• Task instructions: Below is a block of records. Copy every line in it that contains the word "hatch".

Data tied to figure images
----

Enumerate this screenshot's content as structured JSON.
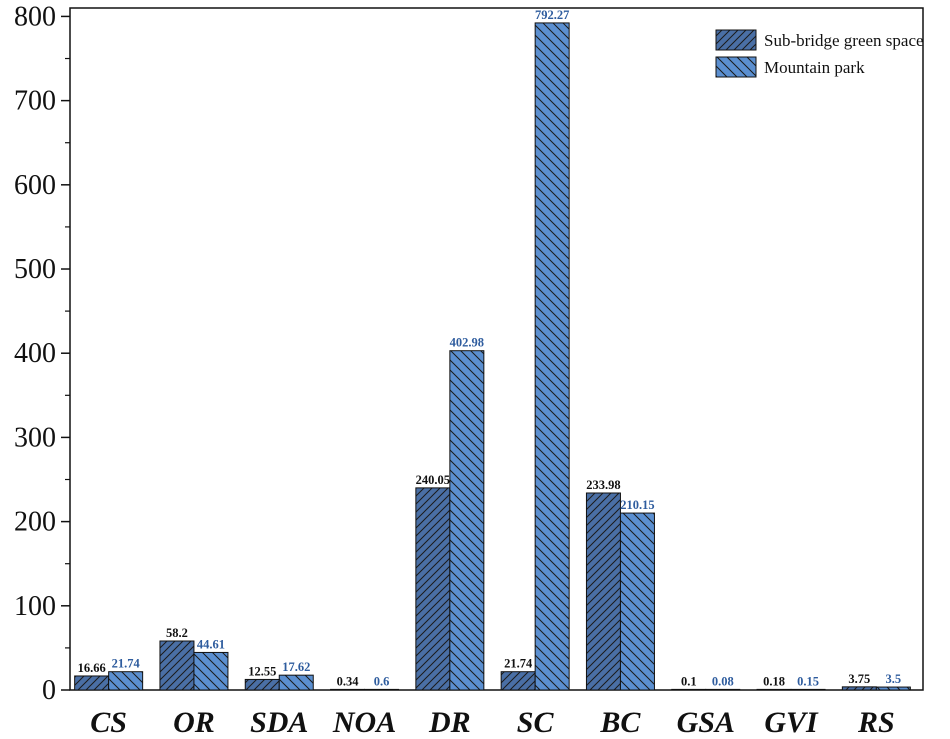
{
  "chart_data": {
    "type": "bar",
    "categories": [
      "CS",
      "OR",
      "SDA",
      "NOA",
      "DR",
      "SC",
      "BC",
      "GSA",
      "GVI",
      "RS"
    ],
    "series": [
      {
        "name": "Sub-bridge green space",
        "values": [
          16.66,
          58.2,
          12.55,
          0.34,
          240.05,
          21.74,
          233.98,
          0.1,
          0.18,
          3.75
        ],
        "labels": [
          "16.66",
          "58.2",
          "12.55",
          "0.34",
          "240.05",
          "21.74",
          "233.98",
          "0.1",
          "0.18",
          "3.75"
        ],
        "color": "#4a6fa5",
        "label_color": "#111111",
        "hatch": "diagonal-up"
      },
      {
        "name": "Mountain park",
        "values": [
          21.74,
          44.61,
          17.62,
          0.6,
          402.98,
          792.27,
          210.15,
          0.08,
          0.15,
          3.5
        ],
        "labels": [
          "21.74",
          "44.61",
          "17.62",
          "0.6",
          "402.98",
          "792.27",
          "210.15",
          "0.08",
          "0.15",
          "3.5"
        ],
        "color": "#5b8fd0",
        "label_color": "#2e5c9e",
        "hatch": "diagonal-down"
      }
    ],
    "ylim": [
      0,
      810
    ],
    "yticks": [
      0,
      100,
      200,
      300,
      400,
      500,
      600,
      700,
      800
    ],
    "yticklabels": [
      "0",
      "100",
      "200",
      "300",
      "400",
      "500",
      "600",
      "700",
      "800"
    ],
    "legend_position": "top-right",
    "grid": false
  }
}
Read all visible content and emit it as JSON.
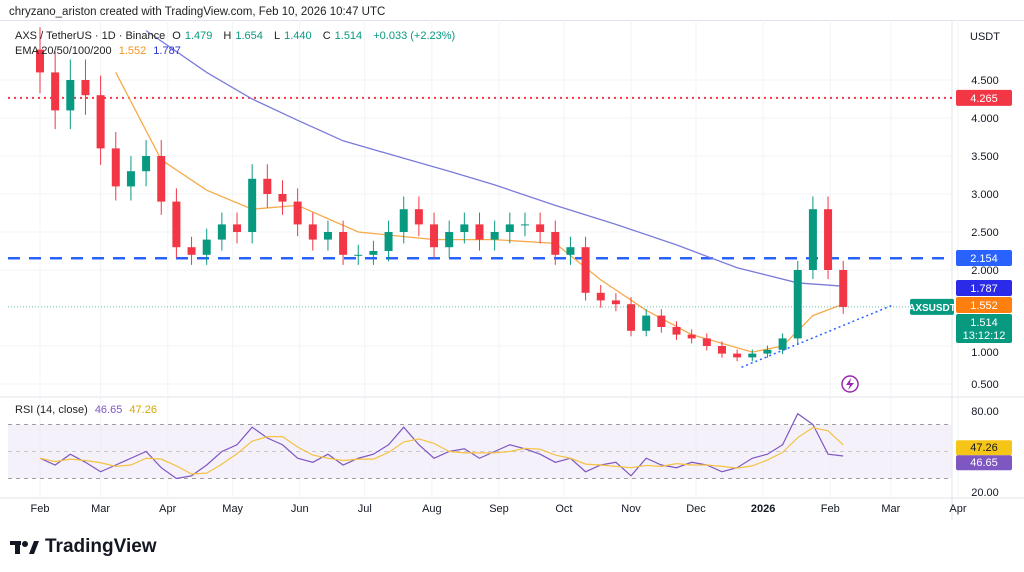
{
  "credit": "chryzano_ariston created with TradingView.com, Feb 10, 2026 10:47 UTC",
  "legend": {
    "symbol": "AXS / TetherUS · 1D · Binance",
    "o_label": "O",
    "o": "1.479",
    "h_label": "H",
    "h": "1.654",
    "l_label": "L",
    "l": "1.440",
    "c_label": "C",
    "c": "1.514",
    "change": "+0.033 (+2.23%)",
    "ema_label": "EMA 20/50/100/200",
    "ema50": "1.552",
    "ema200": "1.787",
    "rsi_label": "RSI (14, close)",
    "rsi": "46.65",
    "rsi_ma": "47.26"
  },
  "currency": "USDT",
  "brand": "TradingView",
  "colors": {
    "up": "#089981",
    "down": "#f23645",
    "ema50": "#f7a94a",
    "ema200": "#7b7bdc",
    "resistance": "#f23645",
    "support": "#2962ff",
    "rsi": "#7e57c2",
    "rsi_ma": "#f5c242",
    "band": "#ede7f6"
  },
  "chart_data": [
    {
      "type": "candlestick",
      "symbol_tag": "AXSUSDT",
      "last_price": "1.514",
      "countdown": "13:12:12",
      "ylim": [
        0.4,
        5.2
      ],
      "y_ticks": [
        "4.500",
        "4.000",
        "3.500",
        "3.000",
        "2.500",
        "2.000",
        "1.000",
        "0.500"
      ],
      "x_ticks": [
        "Feb",
        "Mar",
        "Apr",
        "May",
        "Jun",
        "Jul",
        "Aug",
        "Sep",
        "Oct",
        "Nov",
        "Dec",
        "2026",
        "Feb",
        "Mar",
        "Apr"
      ],
      "x_tick_dates": [
        "2025-02-01",
        "2025-03-01",
        "2025-04-01",
        "2025-05-01",
        "2025-06-01",
        "2025-07-01",
        "2025-08-01",
        "2025-09-01",
        "2025-10-01",
        "2025-11-01",
        "2025-12-01",
        "2026-01-01",
        "2026-02-01",
        "2026-03-01",
        "2026-04-01"
      ],
      "dates": [
        "2025-02-01",
        "2025-02-08",
        "2025-02-15",
        "2025-02-22",
        "2025-03-01",
        "2025-03-08",
        "2025-03-15",
        "2025-03-22",
        "2025-03-29",
        "2025-04-05",
        "2025-04-12",
        "2025-04-19",
        "2025-04-26",
        "2025-05-03",
        "2025-05-10",
        "2025-05-17",
        "2025-05-24",
        "2025-05-31",
        "2025-06-07",
        "2025-06-14",
        "2025-06-21",
        "2025-06-28",
        "2025-07-05",
        "2025-07-12",
        "2025-07-19",
        "2025-07-26",
        "2025-08-02",
        "2025-08-09",
        "2025-08-16",
        "2025-08-23",
        "2025-08-30",
        "2025-09-06",
        "2025-09-13",
        "2025-09-20",
        "2025-09-27",
        "2025-10-04",
        "2025-10-11",
        "2025-10-18",
        "2025-10-25",
        "2025-11-01",
        "2025-11-08",
        "2025-11-15",
        "2025-11-22",
        "2025-11-29",
        "2025-12-06",
        "2025-12-13",
        "2025-12-20",
        "2025-12-27",
        "2026-01-03",
        "2026-01-10",
        "2026-01-17",
        "2026-01-24",
        "2026-01-31",
        "2026-02-07"
      ],
      "close": [
        4.6,
        4.1,
        4.5,
        4.3,
        3.6,
        3.1,
        3.3,
        3.5,
        2.9,
        2.3,
        2.2,
        2.4,
        2.6,
        2.5,
        3.2,
        3.0,
        2.9,
        2.6,
        2.4,
        2.5,
        2.2,
        2.2,
        2.25,
        2.5,
        2.8,
        2.6,
        2.3,
        2.5,
        2.6,
        2.4,
        2.5,
        2.6,
        2.6,
        2.5,
        2.2,
        2.3,
        1.7,
        1.6,
        1.55,
        1.2,
        1.4,
        1.25,
        1.15,
        1.1,
        1.0,
        0.9,
        0.85,
        0.9,
        0.95,
        1.1,
        2.0,
        2.8,
        2.0,
        1.514
      ],
      "ema50": [
        [
          "2025-03-08",
          4.6
        ],
        [
          "2025-03-29",
          3.45
        ],
        [
          "2025-04-19",
          3.05
        ],
        [
          "2025-05-10",
          2.8
        ],
        [
          "2025-05-31",
          2.85
        ],
        [
          "2025-06-28",
          2.5
        ],
        [
          "2025-08-02",
          2.4
        ],
        [
          "2025-08-30",
          2.4
        ],
        [
          "2025-09-27",
          2.35
        ],
        [
          "2025-10-18",
          1.87
        ],
        [
          "2025-11-08",
          1.47
        ],
        [
          "2025-11-29",
          1.15
        ],
        [
          "2025-12-27",
          0.92
        ],
        [
          "2026-01-10",
          1.0
        ],
        [
          "2026-01-24",
          1.4
        ],
        [
          "2026-02-07",
          1.552
        ]
      ],
      "ema200": [
        [
          "2025-03-22",
          5.15
        ],
        [
          "2025-04-19",
          4.6
        ],
        [
          "2025-05-10",
          4.25
        ],
        [
          "2025-05-31",
          3.97
        ],
        [
          "2025-06-21",
          3.7
        ],
        [
          "2025-07-19",
          3.47
        ],
        [
          "2025-08-09",
          3.3
        ],
        [
          "2025-08-30",
          3.12
        ],
        [
          "2025-09-27",
          2.85
        ],
        [
          "2025-10-25",
          2.6
        ],
        [
          "2025-11-22",
          2.33
        ],
        [
          "2025-12-20",
          2.03
        ],
        [
          "2026-01-17",
          1.83
        ],
        [
          "2026-02-07",
          1.787
        ]
      ],
      "levels": [
        {
          "value": 4.265,
          "label": "4.265",
          "style": "dotted",
          "color": "#f23645"
        },
        {
          "value": 2.154,
          "label": "2.154",
          "style": "dashed",
          "color": "#2962ff"
        }
      ],
      "trendline": [
        [
          "2025-12-22",
          0.72
        ],
        [
          "2026-03-02",
          1.54
        ]
      ],
      "ema_labels": {
        "ema200": "1.787",
        "ema50": "1.552"
      }
    },
    {
      "type": "line",
      "name": "RSI (14, close)",
      "ylim": [
        10,
        90
      ],
      "y_ticks": [
        "80.00",
        "20.00"
      ],
      "band": [
        30,
        70
      ],
      "values": [
        45,
        40,
        48,
        42,
        35,
        40,
        45,
        50,
        38,
        30,
        32,
        40,
        50,
        55,
        68,
        60,
        55,
        45,
        42,
        48,
        40,
        45,
        48,
        55,
        68,
        55,
        45,
        50,
        52,
        45,
        50,
        55,
        52,
        48,
        42,
        45,
        35,
        40,
        42,
        32,
        45,
        40,
        38,
        42,
        40,
        35,
        38,
        45,
        48,
        55,
        78,
        70,
        48,
        46.65
      ],
      "ma_label": "47.26",
      "last_label": "46.65"
    }
  ]
}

----

• Response to the exercise:
        "hatch": "diagonal-up"
        "hatch": "diagonal-down"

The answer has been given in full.